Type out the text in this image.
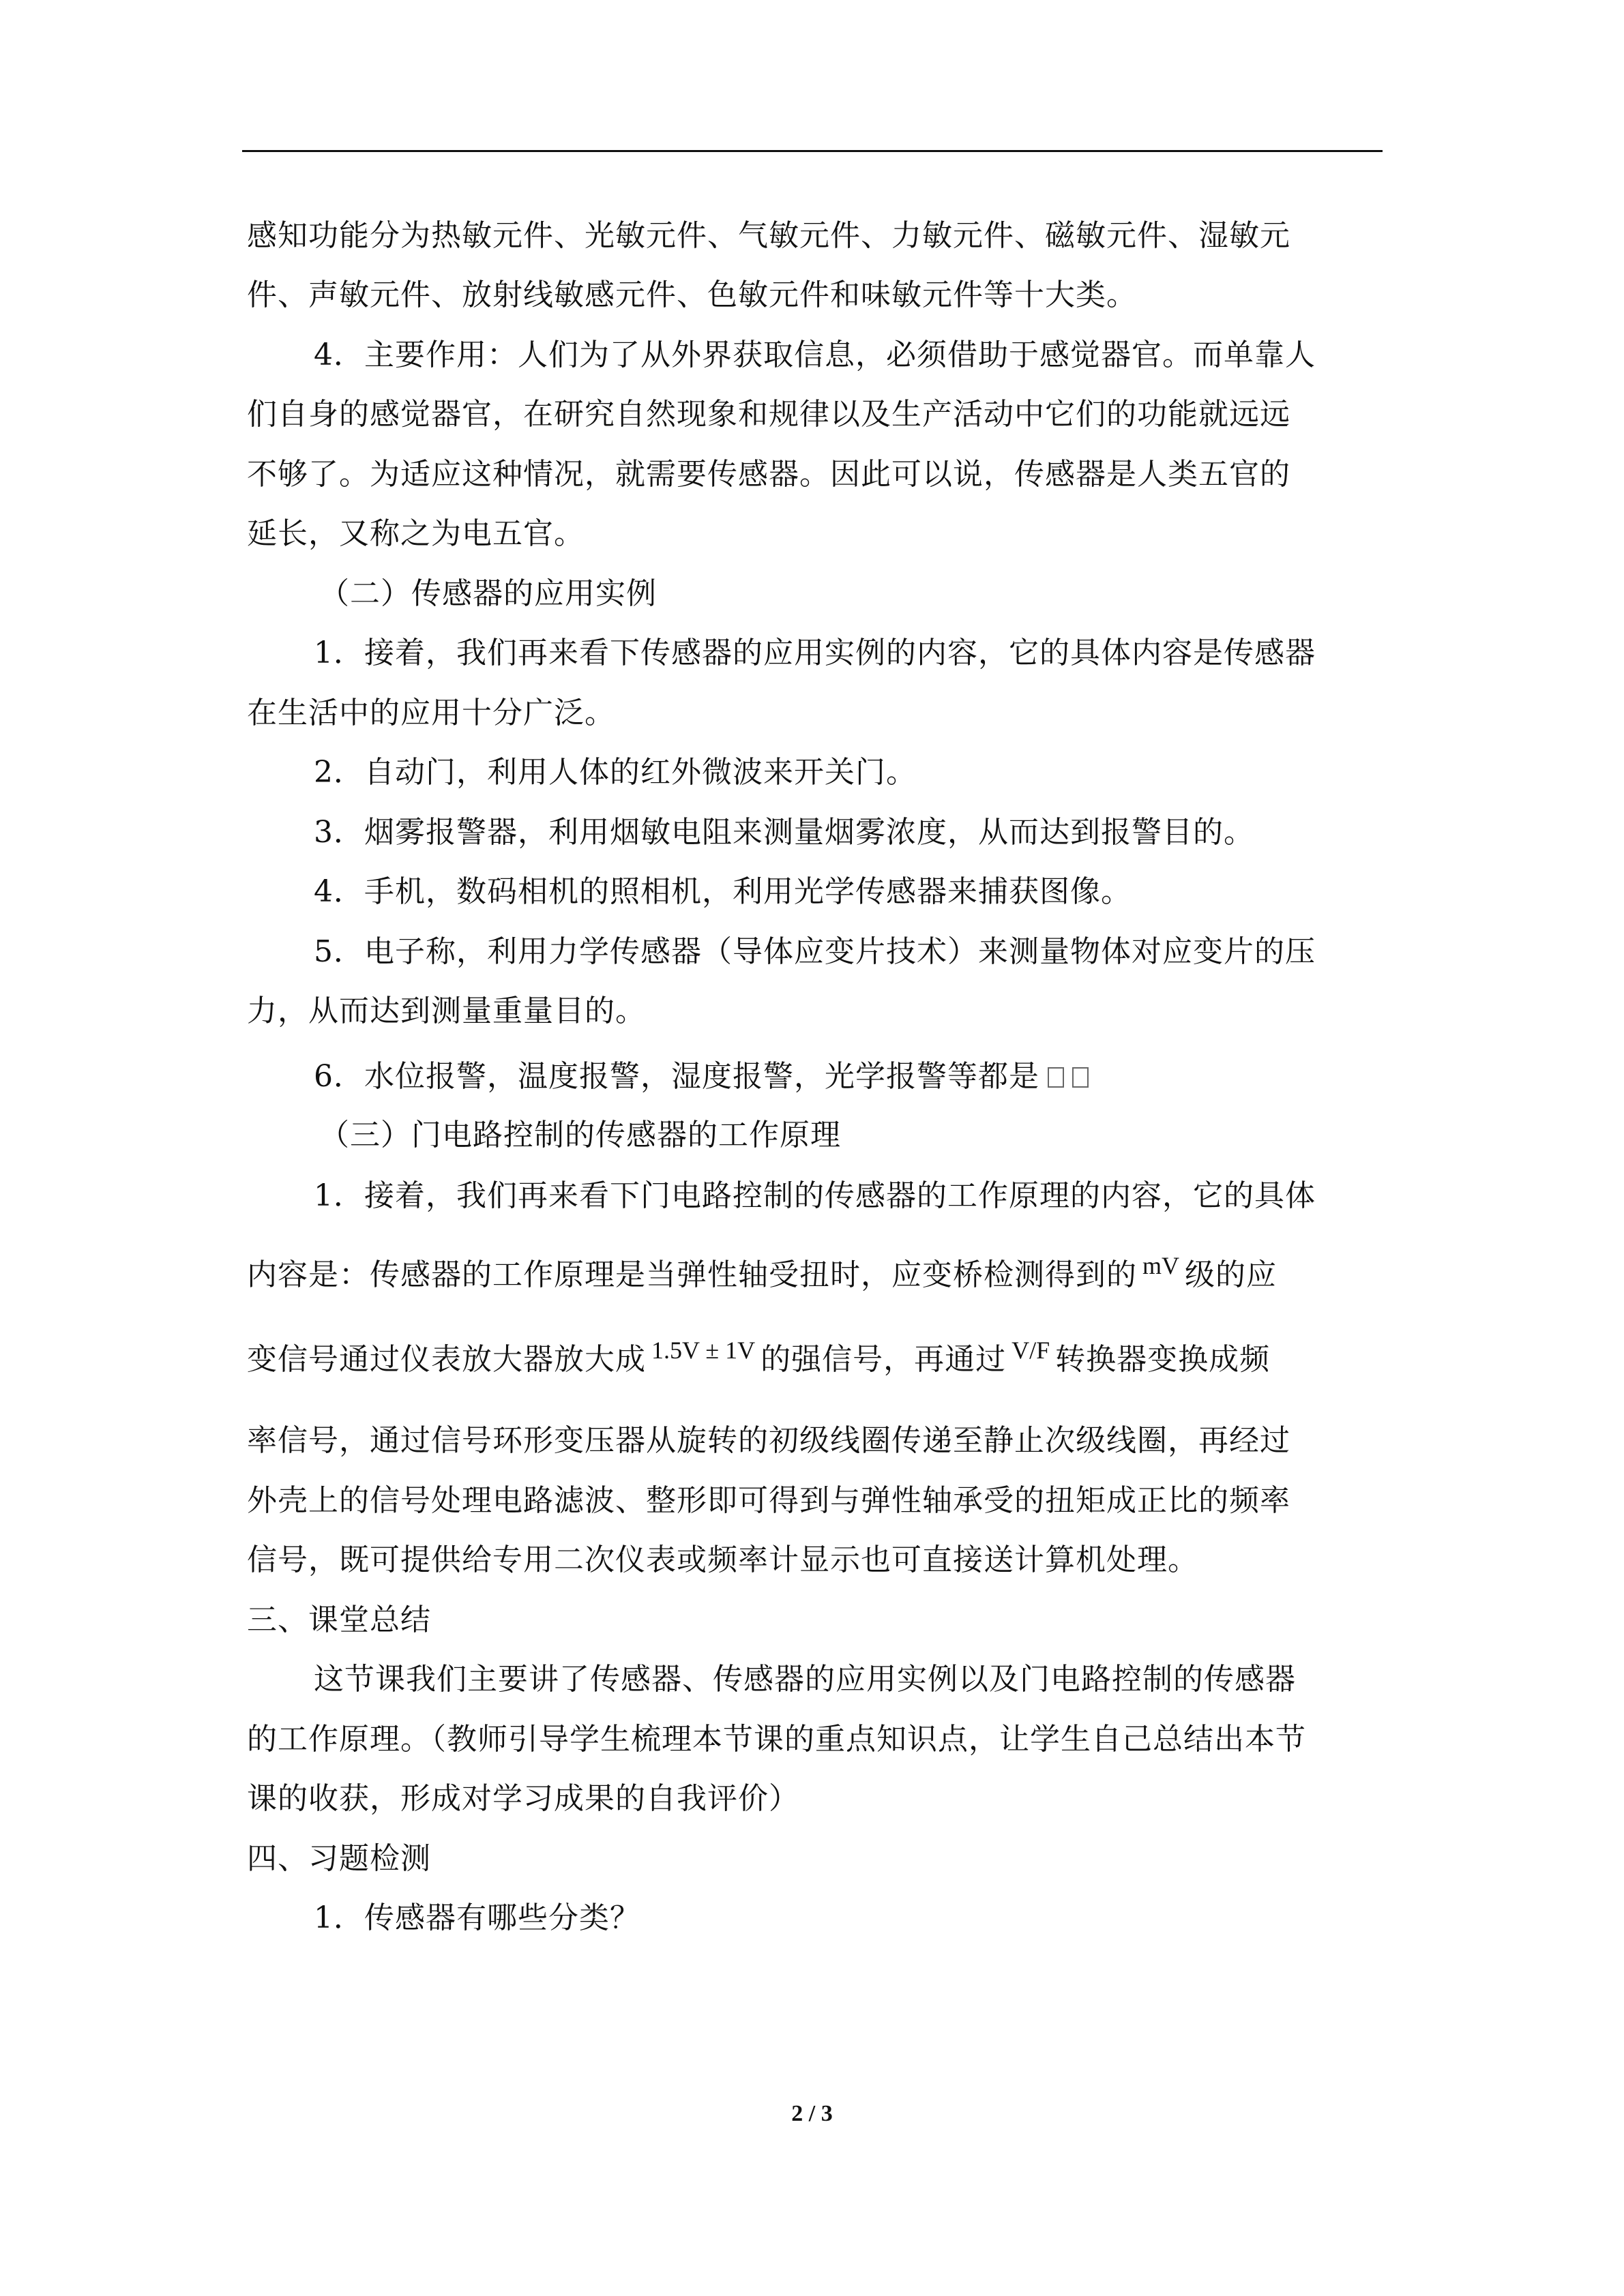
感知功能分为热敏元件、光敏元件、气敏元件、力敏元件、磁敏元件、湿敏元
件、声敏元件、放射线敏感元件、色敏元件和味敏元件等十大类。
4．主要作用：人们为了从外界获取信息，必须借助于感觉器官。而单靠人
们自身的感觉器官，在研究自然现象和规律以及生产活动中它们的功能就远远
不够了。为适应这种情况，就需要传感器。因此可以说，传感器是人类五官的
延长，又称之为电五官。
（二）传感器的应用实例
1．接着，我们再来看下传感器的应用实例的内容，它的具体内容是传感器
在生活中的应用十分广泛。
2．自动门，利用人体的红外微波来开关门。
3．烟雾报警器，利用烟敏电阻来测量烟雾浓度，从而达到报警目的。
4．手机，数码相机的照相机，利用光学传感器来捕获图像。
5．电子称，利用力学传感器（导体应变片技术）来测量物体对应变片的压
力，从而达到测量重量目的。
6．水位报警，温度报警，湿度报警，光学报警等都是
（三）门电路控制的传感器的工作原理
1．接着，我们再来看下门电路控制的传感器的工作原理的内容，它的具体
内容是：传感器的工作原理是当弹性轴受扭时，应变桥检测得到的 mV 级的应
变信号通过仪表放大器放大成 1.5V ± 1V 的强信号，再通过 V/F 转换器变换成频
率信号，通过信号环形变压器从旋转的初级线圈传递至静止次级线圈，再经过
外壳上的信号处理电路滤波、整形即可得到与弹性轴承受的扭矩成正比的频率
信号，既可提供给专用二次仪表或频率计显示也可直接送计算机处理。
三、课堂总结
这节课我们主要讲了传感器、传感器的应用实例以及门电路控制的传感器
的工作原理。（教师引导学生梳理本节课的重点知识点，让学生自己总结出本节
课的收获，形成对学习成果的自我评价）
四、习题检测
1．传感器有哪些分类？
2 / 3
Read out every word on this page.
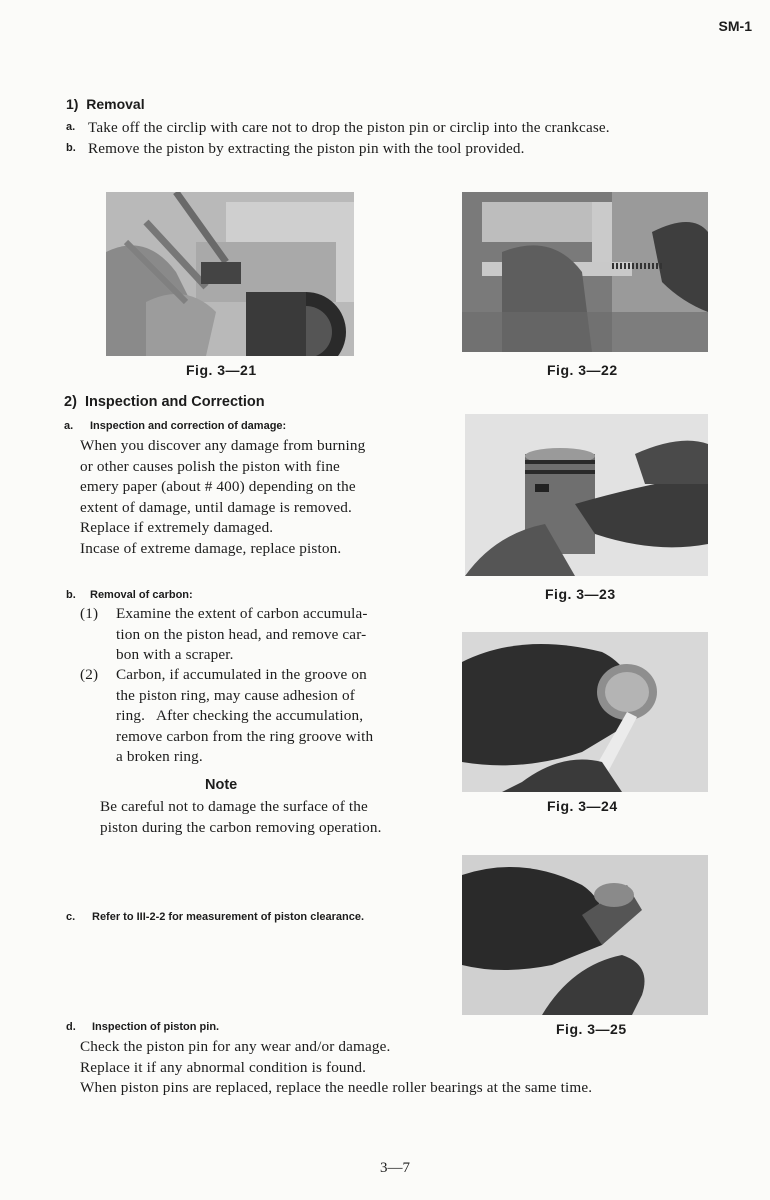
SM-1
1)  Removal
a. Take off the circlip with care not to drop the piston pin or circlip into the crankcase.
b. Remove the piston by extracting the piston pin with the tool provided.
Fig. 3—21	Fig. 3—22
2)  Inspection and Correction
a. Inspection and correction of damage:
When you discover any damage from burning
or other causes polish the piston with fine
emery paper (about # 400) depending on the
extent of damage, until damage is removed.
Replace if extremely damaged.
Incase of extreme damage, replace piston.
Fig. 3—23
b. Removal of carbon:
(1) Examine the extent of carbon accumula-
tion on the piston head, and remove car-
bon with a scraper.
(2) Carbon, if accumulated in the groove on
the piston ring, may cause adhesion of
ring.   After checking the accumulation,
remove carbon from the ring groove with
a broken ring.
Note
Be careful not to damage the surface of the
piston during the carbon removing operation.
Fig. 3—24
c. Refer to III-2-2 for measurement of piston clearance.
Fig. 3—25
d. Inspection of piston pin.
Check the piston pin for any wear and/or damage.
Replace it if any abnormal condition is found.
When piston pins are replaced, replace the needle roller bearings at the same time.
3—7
⁂
## [EXERCISE BRIEF]
Copy out every line with the word "Inspection".

## [SOLUTION]
2)  Inspection and Correction
a. Inspection and correction of damage:
d. Inspection of piston pin.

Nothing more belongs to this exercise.